=== Exercise goal ===
Pick out the lines in the listing below that contain the word "piControl" and copy them.

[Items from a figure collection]
═══

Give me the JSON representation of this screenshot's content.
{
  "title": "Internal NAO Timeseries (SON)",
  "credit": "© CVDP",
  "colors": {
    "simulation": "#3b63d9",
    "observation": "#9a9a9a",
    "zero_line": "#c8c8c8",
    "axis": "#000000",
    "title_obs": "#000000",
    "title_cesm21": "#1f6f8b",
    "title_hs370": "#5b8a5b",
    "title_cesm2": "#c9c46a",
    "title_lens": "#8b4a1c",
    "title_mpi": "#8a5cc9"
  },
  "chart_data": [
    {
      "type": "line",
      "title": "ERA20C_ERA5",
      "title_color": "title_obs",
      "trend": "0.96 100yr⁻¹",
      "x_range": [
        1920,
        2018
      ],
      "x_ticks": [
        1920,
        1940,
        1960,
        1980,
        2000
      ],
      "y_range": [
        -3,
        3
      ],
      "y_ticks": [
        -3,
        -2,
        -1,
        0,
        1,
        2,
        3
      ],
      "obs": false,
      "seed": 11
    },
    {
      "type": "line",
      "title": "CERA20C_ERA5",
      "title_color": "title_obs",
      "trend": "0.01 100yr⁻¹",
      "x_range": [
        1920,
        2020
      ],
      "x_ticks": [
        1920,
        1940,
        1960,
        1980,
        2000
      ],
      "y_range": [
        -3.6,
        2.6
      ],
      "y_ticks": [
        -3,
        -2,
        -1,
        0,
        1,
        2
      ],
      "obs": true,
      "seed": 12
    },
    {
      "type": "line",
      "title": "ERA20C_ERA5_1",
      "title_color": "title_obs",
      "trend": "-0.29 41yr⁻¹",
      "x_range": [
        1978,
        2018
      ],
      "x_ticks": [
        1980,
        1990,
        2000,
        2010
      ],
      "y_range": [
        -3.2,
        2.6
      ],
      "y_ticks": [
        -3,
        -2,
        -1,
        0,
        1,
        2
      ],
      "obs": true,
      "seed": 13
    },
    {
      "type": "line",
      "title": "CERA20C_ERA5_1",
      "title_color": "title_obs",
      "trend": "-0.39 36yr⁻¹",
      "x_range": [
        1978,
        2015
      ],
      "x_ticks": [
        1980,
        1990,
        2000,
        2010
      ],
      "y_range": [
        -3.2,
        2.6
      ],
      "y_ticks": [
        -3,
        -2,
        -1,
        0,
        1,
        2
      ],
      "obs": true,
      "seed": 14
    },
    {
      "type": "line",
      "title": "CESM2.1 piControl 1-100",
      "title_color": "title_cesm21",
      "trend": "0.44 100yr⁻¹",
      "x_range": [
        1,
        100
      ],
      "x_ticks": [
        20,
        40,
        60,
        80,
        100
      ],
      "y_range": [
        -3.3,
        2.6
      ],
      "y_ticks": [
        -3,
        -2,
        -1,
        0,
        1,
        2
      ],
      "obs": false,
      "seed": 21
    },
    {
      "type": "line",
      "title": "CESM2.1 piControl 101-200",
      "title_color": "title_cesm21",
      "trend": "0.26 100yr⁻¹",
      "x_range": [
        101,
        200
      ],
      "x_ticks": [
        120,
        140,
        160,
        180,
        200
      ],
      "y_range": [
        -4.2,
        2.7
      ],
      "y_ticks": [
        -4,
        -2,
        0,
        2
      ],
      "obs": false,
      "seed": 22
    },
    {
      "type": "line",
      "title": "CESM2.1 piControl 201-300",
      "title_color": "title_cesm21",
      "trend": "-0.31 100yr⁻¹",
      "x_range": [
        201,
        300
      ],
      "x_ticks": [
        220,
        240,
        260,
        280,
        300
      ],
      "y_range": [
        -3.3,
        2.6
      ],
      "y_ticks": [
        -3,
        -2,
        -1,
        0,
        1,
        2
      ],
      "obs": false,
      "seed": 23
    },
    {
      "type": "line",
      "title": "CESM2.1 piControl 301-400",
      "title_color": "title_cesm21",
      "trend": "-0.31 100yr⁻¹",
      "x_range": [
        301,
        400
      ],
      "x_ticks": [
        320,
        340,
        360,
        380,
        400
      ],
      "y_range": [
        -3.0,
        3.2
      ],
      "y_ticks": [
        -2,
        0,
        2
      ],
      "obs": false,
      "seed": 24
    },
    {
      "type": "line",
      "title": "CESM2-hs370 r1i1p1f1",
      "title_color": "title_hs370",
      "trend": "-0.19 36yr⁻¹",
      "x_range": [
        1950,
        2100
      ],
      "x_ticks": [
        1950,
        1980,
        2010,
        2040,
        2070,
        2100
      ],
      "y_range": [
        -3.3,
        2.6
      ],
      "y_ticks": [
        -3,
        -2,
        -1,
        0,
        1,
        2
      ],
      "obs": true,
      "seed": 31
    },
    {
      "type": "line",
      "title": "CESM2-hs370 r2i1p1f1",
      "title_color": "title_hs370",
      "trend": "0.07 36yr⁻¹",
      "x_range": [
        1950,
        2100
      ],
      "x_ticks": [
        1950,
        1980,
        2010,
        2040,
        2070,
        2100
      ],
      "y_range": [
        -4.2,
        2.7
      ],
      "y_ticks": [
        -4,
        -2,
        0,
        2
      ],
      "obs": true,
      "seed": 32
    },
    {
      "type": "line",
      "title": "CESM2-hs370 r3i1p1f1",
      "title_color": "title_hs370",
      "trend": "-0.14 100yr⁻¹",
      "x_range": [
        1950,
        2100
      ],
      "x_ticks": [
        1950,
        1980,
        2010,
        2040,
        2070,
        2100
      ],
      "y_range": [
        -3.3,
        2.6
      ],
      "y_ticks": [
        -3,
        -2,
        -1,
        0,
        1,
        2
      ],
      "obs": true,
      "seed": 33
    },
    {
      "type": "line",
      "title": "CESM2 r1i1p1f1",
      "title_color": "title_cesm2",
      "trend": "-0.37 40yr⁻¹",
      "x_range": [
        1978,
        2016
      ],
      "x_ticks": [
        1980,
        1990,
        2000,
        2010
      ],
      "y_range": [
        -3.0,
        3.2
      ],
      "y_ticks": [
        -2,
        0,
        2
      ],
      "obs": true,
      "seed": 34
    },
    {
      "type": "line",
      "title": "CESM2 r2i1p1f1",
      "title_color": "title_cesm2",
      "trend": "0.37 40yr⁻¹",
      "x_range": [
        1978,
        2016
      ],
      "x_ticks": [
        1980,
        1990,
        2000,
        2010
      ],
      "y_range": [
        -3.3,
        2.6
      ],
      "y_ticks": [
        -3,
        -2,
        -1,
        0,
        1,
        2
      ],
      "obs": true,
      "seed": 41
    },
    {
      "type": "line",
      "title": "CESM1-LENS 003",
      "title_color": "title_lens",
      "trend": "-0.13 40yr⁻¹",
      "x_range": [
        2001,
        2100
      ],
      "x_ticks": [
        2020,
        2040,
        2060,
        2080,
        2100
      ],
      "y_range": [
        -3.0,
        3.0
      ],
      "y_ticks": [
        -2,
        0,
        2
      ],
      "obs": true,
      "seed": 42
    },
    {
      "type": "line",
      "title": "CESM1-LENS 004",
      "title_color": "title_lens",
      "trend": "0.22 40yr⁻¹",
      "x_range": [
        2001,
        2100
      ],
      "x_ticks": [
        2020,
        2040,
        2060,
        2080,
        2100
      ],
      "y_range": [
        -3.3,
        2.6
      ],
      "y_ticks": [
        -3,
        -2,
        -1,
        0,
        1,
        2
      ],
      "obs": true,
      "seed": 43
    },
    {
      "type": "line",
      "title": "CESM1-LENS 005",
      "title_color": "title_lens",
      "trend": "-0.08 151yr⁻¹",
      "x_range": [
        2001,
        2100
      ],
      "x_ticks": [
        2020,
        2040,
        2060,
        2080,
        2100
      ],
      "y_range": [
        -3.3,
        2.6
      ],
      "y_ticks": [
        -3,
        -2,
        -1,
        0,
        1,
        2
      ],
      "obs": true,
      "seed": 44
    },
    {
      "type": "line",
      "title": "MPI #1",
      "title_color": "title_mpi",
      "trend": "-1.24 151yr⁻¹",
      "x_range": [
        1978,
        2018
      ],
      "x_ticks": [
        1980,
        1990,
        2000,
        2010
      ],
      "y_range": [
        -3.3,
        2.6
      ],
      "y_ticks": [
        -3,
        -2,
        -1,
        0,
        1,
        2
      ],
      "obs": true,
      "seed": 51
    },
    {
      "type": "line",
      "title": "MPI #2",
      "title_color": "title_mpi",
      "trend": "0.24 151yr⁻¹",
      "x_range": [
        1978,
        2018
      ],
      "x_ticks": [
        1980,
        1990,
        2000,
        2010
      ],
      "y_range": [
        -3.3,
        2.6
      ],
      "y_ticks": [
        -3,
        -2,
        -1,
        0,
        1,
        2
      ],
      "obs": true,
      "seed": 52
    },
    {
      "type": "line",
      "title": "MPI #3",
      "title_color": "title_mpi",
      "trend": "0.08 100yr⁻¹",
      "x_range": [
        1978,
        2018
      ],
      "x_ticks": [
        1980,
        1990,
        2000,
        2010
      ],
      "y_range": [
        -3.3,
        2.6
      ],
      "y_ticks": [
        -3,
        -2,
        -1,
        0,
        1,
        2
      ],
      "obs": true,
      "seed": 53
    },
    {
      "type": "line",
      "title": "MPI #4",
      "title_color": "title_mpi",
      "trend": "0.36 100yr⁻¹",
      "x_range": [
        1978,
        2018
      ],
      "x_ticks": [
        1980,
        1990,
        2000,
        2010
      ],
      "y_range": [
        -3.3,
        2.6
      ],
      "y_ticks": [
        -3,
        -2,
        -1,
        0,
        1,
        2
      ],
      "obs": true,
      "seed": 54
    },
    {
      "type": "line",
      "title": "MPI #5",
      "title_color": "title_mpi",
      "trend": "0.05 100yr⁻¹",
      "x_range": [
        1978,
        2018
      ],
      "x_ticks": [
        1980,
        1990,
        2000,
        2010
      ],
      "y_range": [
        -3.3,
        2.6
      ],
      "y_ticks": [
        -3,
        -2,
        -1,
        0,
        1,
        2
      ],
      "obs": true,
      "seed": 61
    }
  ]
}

═══

=== Exercise response ===
      "title": "CESM2.1 piControl 1-100",
      "title": "CESM2.1 piControl 101-200",
      "title": "CESM2.1 piControl 201-300",
      "title": "CESM2.1 piControl 301-400",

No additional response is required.